--- START OF Excerpted data ---
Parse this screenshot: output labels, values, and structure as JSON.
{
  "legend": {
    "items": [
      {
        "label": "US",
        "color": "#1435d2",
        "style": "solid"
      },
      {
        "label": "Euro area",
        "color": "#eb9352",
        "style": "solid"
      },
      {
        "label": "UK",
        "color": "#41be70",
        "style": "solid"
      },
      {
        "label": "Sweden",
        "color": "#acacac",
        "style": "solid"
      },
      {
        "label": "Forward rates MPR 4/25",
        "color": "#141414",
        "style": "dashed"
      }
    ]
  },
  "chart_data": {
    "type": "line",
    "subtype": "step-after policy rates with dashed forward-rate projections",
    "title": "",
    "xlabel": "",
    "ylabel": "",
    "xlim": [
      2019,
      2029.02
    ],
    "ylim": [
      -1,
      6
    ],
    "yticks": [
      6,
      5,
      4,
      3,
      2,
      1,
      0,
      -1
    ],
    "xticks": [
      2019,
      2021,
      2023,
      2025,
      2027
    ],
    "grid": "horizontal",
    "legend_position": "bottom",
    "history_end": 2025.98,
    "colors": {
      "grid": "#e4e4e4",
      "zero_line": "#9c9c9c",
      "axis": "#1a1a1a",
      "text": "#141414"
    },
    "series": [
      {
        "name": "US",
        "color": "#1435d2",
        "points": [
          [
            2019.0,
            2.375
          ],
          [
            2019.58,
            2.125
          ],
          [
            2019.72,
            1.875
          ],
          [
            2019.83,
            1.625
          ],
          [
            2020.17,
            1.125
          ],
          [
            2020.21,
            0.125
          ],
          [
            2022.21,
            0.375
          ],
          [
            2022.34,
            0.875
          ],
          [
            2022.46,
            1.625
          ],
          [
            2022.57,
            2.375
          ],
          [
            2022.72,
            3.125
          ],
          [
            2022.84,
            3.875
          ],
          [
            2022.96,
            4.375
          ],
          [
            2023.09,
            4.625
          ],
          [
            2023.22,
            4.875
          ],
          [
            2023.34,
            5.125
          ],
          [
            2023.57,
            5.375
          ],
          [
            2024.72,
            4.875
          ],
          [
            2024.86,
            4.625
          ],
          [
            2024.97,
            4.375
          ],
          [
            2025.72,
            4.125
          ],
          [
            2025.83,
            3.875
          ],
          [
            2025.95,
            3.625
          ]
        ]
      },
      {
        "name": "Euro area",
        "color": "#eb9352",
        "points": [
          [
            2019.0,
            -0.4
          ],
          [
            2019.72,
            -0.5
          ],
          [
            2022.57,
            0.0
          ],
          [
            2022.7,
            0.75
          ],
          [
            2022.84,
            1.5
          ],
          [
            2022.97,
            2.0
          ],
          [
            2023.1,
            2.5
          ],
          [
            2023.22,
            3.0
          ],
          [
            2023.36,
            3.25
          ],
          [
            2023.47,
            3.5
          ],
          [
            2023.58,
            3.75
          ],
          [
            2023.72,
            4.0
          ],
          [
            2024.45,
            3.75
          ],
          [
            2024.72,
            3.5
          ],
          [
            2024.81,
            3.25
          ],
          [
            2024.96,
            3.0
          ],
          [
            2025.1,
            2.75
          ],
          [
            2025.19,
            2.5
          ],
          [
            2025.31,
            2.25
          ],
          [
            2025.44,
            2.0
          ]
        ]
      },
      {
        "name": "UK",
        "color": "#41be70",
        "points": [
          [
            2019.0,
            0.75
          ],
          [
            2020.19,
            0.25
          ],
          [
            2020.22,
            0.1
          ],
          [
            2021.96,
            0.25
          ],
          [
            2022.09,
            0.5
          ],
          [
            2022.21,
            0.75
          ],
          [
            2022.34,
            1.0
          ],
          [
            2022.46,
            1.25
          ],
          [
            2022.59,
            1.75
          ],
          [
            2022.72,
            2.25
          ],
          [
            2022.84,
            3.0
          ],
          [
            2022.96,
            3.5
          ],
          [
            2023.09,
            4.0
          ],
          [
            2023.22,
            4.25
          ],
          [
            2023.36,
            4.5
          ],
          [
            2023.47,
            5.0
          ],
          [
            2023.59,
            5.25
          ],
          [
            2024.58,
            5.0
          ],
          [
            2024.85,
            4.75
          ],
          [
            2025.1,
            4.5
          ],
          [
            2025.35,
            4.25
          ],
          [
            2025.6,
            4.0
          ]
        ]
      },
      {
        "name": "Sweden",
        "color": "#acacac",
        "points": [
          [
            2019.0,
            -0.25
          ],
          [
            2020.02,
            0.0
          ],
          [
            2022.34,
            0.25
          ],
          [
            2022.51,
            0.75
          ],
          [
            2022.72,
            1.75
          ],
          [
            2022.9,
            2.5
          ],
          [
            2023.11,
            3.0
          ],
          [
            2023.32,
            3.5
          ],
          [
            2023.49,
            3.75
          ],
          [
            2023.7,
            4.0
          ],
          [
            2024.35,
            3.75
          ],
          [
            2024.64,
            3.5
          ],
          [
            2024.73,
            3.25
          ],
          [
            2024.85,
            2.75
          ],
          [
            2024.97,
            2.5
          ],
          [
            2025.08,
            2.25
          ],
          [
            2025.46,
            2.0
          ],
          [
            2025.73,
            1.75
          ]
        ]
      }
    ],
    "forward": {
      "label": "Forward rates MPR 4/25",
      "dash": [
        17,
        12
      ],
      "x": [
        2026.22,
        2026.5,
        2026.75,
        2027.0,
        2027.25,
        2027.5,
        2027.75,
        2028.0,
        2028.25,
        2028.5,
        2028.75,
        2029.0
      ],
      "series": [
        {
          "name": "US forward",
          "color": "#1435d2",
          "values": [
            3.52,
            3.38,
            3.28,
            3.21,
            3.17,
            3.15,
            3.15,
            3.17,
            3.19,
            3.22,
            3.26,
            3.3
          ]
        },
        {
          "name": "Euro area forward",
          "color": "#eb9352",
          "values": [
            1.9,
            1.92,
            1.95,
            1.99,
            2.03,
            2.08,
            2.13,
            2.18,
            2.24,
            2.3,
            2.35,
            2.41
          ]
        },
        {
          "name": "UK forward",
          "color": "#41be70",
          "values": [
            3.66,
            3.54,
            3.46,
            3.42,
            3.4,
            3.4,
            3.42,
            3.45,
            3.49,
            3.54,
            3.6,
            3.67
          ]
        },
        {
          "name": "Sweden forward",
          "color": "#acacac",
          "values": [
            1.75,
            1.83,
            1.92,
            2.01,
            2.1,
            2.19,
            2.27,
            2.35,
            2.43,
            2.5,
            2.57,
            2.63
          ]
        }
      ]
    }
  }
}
--- END OF Excerpted data ---
Description of the task:
In the entries above, identify every line with the string "Sweden".

Full solution:
        "label": "Sweden",
        "name": "Sweden",
          "name": "Sweden forward",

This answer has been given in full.